Where does the string "Namespace" appear? Copy every line of the entries below that holds it.

DATA EXTRACT:
::::
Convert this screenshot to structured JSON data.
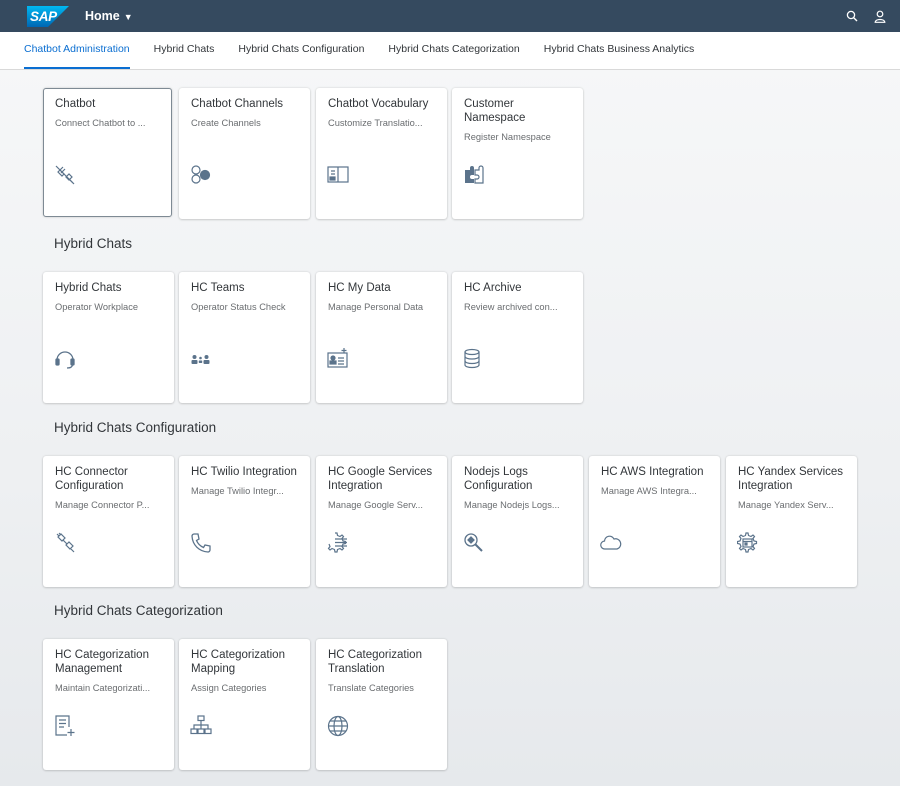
{
  "shell": {
    "logo_text": "SAP",
    "home_label": "Home"
  },
  "tabs": [
    {
      "label": "Chatbot Administration",
      "active": true
    },
    {
      "label": "Hybrid Chats",
      "active": false
    },
    {
      "label": "Hybrid Chats Configuration",
      "active": false
    },
    {
      "label": "Hybrid Chats Categorization",
      "active": false
    },
    {
      "label": "Hybrid Chats Business Analytics",
      "active": false
    }
  ],
  "sections": [
    {
      "title": "",
      "tiles": [
        {
          "title": "Chatbot",
          "subtitle": "Connect Chatbot to ...",
          "icon": "disconnected-plug-icon"
        },
        {
          "title": "Chatbot Channels",
          "subtitle": "Create Channels",
          "icon": "channels-icon"
        },
        {
          "title": "Chatbot Vocabulary",
          "subtitle": "Customize Translatio...",
          "icon": "book-icon"
        },
        {
          "title": "Customer Namespace",
          "subtitle": "Register Namespace",
          "icon": "puzzle-icon"
        }
      ]
    },
    {
      "title": "Hybrid Chats",
      "tiles": [
        {
          "title": "Hybrid Chats",
          "subtitle": "Operator Workplace",
          "icon": "headset-icon"
        },
        {
          "title": "HC Teams",
          "subtitle": "Operator Status Check",
          "icon": "team-icon"
        },
        {
          "title": "HC My Data",
          "subtitle": "Manage Personal Data",
          "icon": "personal-data-icon"
        },
        {
          "title": "HC Archive",
          "subtitle": "Review archived con...",
          "icon": "database-icon"
        }
      ]
    },
    {
      "title": "Hybrid Chats Configuration",
      "tiles": [
        {
          "title": "HC Connector Configuration",
          "subtitle": "Manage Connector P...",
          "icon": "connector-icon"
        },
        {
          "title": "HC Twilio Integration",
          "subtitle": "Manage Twilio Integr...",
          "icon": "phone-icon"
        },
        {
          "title": "HC Google Services Integration",
          "subtitle": "Manage Google Serv...",
          "icon": "settings-list-icon"
        },
        {
          "title": "Nodejs Logs Configuration",
          "subtitle": "Manage Nodejs Logs...",
          "icon": "search-logs-icon"
        },
        {
          "title": "HC AWS Integration",
          "subtitle": "Manage AWS Integra...",
          "icon": "cloud-icon"
        },
        {
          "title": "HC Yandex Services Integration",
          "subtitle": "Manage Yandex Serv...",
          "icon": "gear-calendar-icon"
        }
      ]
    },
    {
      "title": "Hybrid Chats Categorization",
      "tiles": [
        {
          "title": "HC Categorization Management",
          "subtitle": "Maintain Categorizati...",
          "icon": "add-document-icon"
        },
        {
          "title": "HC Categorization Mapping",
          "subtitle": "Assign Categories",
          "icon": "hierarchy-icon"
        },
        {
          "title": "HC Categorization Translation",
          "subtitle": "Translate Categories",
          "icon": "globe-icon"
        }
      ]
    }
  ]
}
::::
IN RESPONSE:
          "title": "Customer Namespace",
          "subtitle": "Register Namespace",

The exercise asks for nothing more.